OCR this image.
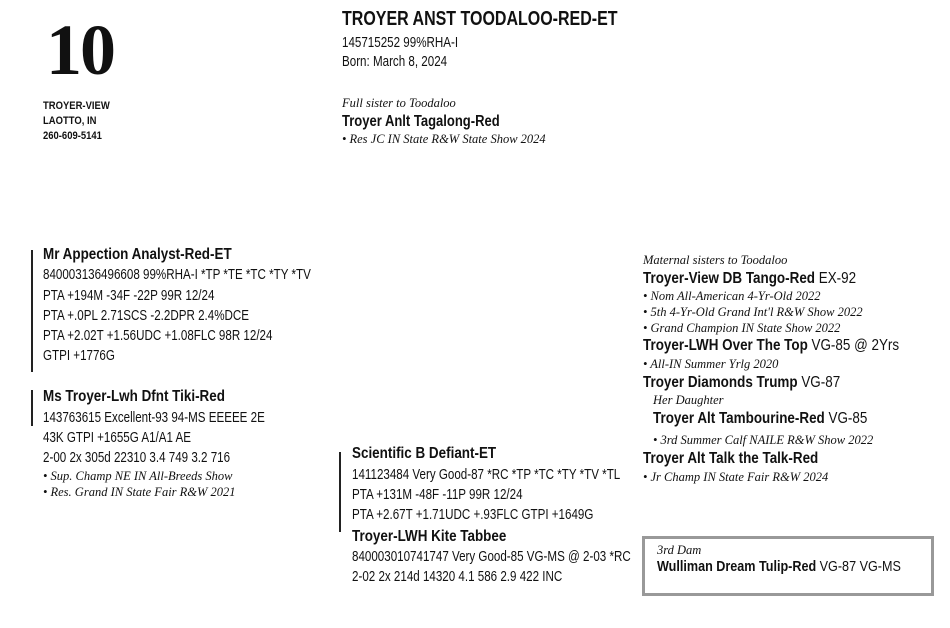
10
TROYER-VIEW
LAOTTO, IN
260-609-5141
TROYER ANST TOODALOO-RED-ET
145715252 99%RHA-I
Born: March 8, 2024
Full sister to Toodaloo
Troyer Anlt Tagalong-Red
• Res JC IN State R&W State Show 2024
Mr Appection Analyst-Red-ET
840003136496608 99%RHA-I *TP *TE *TC *TY *TV
PTA +194M -34F -22P 99R 12/24
PTA +.0PL 2.71SCS -2.2DPR 2.4%DCE
PTA +2.02T +1.56UDC +1.08FLC 98R 12/24
GTPI +1776G
Ms Troyer-Lwh Dfnt Tiki-Red
143763615 Excellent-93 94-MS EEEEE 2E
43K GTPI +1655G A1/A1 AE
2-00 2x 305d 22310 3.4 749 3.2 716
• Sup. Champ NE IN All-Breeds Show
• Res. Grand IN State Fair R&W 2021
Scientific B Defiant-ET
141123484 Very Good-87 *RC *TP *TC *TY *TV *TL
PTA +131M -48F -11P 99R 12/24
PTA +2.67T +1.71UDC +.93FLC GTPI +1649G
Troyer-LWH Kite Tabbee
840003010741747 Very Good-85 VG-MS @ 2-03 *RC
2-02 2x 214d 14320 4.1 586 2.9 422 INC
Maternal sisters to Toodaloo
Troyer-View DB Tango-Red EX-92
• Nom All-American 4-Yr-Old 2022
• 5th 4-Yr-Old Grand Int'l R&W Show 2022
• Grand Champion IN State Show 2022
Troyer-LWH Over The Top VG-85 @ 2Yrs
• All-IN Summer Yrlg 2020
Troyer Diamonds Trump VG-87
Her Daughter
Troyer Alt Tambourine-Red VG-85
• 3rd Summer Calf NAILE R&W Show 2022
Troyer Alt Talk the Talk-Red
• Jr Champ IN State Fair R&W 2024
3rd Dam
Wulliman Dream Tulip-Red VG-87 VG-MS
........
Reproduce every line above as written, skipping pictures.

OCR this image.
10
TROYER-VIEW
LAOTTO, IN
260-609-5141
TROYER ANST TOODALOO-RED-ET
145715252 99%RHA-I
Born: March 8, 2024
Full sister to Toodaloo
Troyer Anlt Tagalong-Red
• Res JC IN State R&W State Show 2024
Mr Appection Analyst-Red-ET
840003136496608 99%RHA-I *TP *TE *TC *TY *TV
PTA +194M -34F -22P 99R 12/24
PTA +.0PL 2.71SCS -2.2DPR 2.4%DCE
PTA +2.02T +1.56UDC +1.08FLC 98R 12/24
GTPI +1776G
Ms Troyer-Lwh Dfnt Tiki-Red
143763615 Excellent-93 94-MS EEEEE 2E
43K GTPI +1655G A1/A1 AE
2-00 2x 305d 22310 3.4 749 3.2 716
• Sup. Champ NE IN All-Breeds Show
• Res. Grand IN State Fair R&W 2021
Scientific B Defiant-ET
141123484 Very Good-87 *RC *TP *TC *TY *TV *TL
PTA +131M -48F -11P 99R 12/24
PTA +2.67T +1.71UDC +.93FLC GTPI +1649G
Troyer-LWH Kite Tabbee
840003010741747 Very Good-85 VG-MS @ 2-03 *RC
2-02 2x 214d 14320 4.1 586 2.9 422 INC
Maternal sisters to Toodaloo
Troyer-View DB Tango-Red EX-92
• Nom All-American 4-Yr-Old 2022
• 5th 4-Yr-Old Grand Int'l R&W Show 2022
• Grand Champion IN State Show 2022
Troyer-LWH Over The Top VG-85 @ 2Yrs
• All-IN Summer Yrlg 2020
Troyer Diamonds Trump VG-87
Her Daughter
Troyer Alt Tambourine-Red VG-85
• 3rd Summer Calf NAILE R&W Show 2022
Troyer Alt Talk the Talk-Red
• Jr Champ IN State Fair R&W 2024
3rd Dam
Wulliman Dream Tulip-Red VG-87 VG-MS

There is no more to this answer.